__Stated goal__.
Reproduce the data below with every "plus-icon" switched to "add-icon", keeping all other text unchanged.

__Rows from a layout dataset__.
····················

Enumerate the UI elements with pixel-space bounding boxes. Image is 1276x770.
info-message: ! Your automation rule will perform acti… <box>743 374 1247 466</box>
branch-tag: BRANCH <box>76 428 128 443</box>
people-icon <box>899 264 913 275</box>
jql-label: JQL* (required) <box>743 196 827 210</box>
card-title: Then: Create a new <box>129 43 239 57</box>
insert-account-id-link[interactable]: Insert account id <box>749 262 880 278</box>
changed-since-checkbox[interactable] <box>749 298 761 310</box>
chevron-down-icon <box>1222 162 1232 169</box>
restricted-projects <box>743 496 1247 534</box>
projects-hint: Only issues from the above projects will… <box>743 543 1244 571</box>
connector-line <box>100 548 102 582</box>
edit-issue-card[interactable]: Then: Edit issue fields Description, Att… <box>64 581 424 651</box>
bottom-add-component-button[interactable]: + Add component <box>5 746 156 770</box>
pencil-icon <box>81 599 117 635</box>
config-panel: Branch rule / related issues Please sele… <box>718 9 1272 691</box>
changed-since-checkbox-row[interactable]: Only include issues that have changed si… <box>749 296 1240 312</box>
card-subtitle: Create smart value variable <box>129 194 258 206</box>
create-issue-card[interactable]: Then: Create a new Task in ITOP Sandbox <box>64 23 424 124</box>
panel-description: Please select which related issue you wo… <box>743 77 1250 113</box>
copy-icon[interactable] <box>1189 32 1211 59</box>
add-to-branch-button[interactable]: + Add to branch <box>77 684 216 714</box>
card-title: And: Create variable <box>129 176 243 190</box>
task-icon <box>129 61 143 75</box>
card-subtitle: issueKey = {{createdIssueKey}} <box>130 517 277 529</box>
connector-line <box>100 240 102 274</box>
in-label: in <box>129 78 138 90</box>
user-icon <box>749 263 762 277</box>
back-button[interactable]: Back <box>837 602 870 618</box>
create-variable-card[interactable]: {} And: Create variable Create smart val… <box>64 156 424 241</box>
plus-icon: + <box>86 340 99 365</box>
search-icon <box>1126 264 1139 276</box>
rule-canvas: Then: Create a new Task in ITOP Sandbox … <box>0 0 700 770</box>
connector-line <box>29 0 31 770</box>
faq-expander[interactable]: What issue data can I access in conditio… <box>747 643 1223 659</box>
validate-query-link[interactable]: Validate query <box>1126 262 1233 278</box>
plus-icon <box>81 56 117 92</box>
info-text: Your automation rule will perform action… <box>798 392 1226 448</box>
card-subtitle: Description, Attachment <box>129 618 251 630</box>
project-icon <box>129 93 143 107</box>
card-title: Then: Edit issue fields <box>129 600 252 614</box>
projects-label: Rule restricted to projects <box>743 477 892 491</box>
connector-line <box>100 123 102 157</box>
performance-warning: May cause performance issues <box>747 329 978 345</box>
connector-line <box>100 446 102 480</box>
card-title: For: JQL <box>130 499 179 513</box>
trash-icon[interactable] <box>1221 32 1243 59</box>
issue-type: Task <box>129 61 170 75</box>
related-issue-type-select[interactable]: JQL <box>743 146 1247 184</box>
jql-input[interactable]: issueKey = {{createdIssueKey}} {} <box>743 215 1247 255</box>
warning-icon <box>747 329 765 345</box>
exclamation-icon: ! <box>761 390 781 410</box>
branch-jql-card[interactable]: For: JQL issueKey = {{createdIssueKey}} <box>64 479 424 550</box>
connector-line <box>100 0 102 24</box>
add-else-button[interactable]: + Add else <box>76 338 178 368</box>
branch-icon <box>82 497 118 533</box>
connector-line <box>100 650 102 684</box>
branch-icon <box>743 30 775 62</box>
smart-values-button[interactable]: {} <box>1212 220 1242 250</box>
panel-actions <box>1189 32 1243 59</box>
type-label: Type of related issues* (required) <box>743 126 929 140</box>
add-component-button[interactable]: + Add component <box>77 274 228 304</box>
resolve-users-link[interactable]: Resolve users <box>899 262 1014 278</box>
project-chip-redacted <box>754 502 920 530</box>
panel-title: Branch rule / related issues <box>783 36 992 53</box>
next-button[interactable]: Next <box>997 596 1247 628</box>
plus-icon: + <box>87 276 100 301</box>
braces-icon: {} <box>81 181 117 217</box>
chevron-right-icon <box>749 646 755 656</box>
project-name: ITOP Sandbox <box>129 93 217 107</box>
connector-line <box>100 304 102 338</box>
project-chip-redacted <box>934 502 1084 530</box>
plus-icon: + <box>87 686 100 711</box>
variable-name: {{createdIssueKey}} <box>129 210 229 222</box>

····················

__Finished exercise__.
Enumerate the UI elements with pixel-space bounding boxes. Image is 1276x770.
info-message: ! Your automation rule will perform acti… <box>743 374 1247 466</box>
branch-tag: BRANCH <box>76 428 128 443</box>
people-icon <box>899 264 913 275</box>
jql-label: JQL* (required) <box>743 196 827 210</box>
card-title: Then: Create a new <box>129 43 239 57</box>
insert-account-id-link[interactable]: Insert account id <box>749 262 880 278</box>
changed-since-checkbox[interactable] <box>749 298 761 310</box>
chevron-down-icon <box>1222 162 1232 169</box>
restricted-projects <box>743 496 1247 534</box>
projects-hint: Only issues from the above projects will… <box>743 543 1244 571</box>
connector-line <box>100 548 102 582</box>
edit-issue-card[interactable]: Then: Edit issue fields Description, Att… <box>64 581 424 651</box>
bottom-add-component-button[interactable]: + Add component <box>5 746 156 770</box>
pencil-icon <box>81 599 117 635</box>
config-panel: Branch rule / related issues Please sele… <box>718 9 1272 691</box>
changed-since-checkbox-row[interactable]: Only include issues that have changed si… <box>749 296 1240 312</box>
card-subtitle: Create smart value variable <box>129 194 258 206</box>
create-issue-card[interactable]: Then: Create a new Task in ITOP Sandbox <box>64 23 424 124</box>
panel-description: Please select which related issue you wo… <box>743 77 1250 113</box>
copy-icon[interactable] <box>1189 32 1211 59</box>
add-to-branch-button[interactable]: + Add to branch <box>77 684 216 714</box>
card-title: And: Create variable <box>129 176 243 190</box>
task-icon <box>129 61 143 75</box>
card-subtitle: issueKey = {{createdIssueKey}} <box>130 517 277 529</box>
connector-line <box>100 240 102 274</box>
in-label: in <box>129 78 138 90</box>
user-icon <box>749 263 762 277</box>
back-button[interactable]: Back <box>837 602 870 618</box>
create-variable-card[interactable]: {} And: Create variable Create smart val… <box>64 156 424 241</box>
add-icon: + <box>86 340 99 365</box>
search-icon <box>1126 264 1139 276</box>
rule-canvas: Then: Create a new Task in ITOP Sandbox … <box>0 0 700 770</box>
connector-line <box>29 0 31 770</box>
faq-expander[interactable]: What issue data can I access in conditio… <box>747 643 1223 659</box>
validate-query-link[interactable]: Validate query <box>1126 262 1233 278</box>
add-icon <box>81 56 117 92</box>
info-text: Your automation rule will perform action… <box>798 392 1226 448</box>
card-subtitle: Description, Attachment <box>129 618 251 630</box>
project-icon <box>129 93 143 107</box>
card-title: Then: Edit issue fields <box>129 600 252 614</box>
projects-label: Rule restricted to projects <box>743 477 892 491</box>
connector-line <box>100 123 102 157</box>
performance-warning: May cause performance issues <box>747 329 978 345</box>
connector-line <box>100 446 102 480</box>
card-title: For: JQL <box>130 499 179 513</box>
trash-icon[interactable] <box>1221 32 1243 59</box>
issue-type: Task <box>129 61 170 75</box>
related-issue-type-select[interactable]: JQL <box>743 146 1247 184</box>
jql-input[interactable]: issueKey = {{createdIssueKey}} {} <box>743 215 1247 255</box>
warning-icon <box>747 329 765 345</box>
exclamation-icon: ! <box>761 390 781 410</box>
branch-jql-card[interactable]: For: JQL issueKey = {{createdIssueKey}} <box>64 479 424 550</box>
connector-line <box>100 0 102 24</box>
add-else-button[interactable]: + Add else <box>76 338 178 368</box>
branch-icon <box>82 497 118 533</box>
connector-line <box>100 650 102 684</box>
branch-icon <box>743 30 775 62</box>
smart-values-button[interactable]: {} <box>1212 220 1242 250</box>
panel-actions <box>1189 32 1243 59</box>
type-label: Type of related issues* (required) <box>743 126 929 140</box>
add-component-button[interactable]: + Add component <box>77 274 228 304</box>
resolve-users-link[interactable]: Resolve users <box>899 262 1014 278</box>
project-chip-redacted <box>754 502 920 530</box>
panel-title: Branch rule / related issues <box>783 36 992 53</box>
next-button[interactable]: Next <box>997 596 1247 628</box>
add-icon: + <box>87 276 100 301</box>
braces-icon: {} <box>81 181 117 217</box>
chevron-right-icon <box>749 646 755 656</box>
project-name: ITOP Sandbox <box>129 93 217 107</box>
connector-line <box>100 304 102 338</box>
project-chip-redacted <box>934 502 1084 530</box>
add-icon: + <box>87 686 100 711</box>
variable-name: {{createdIssueKey}} <box>129 210 229 222</box>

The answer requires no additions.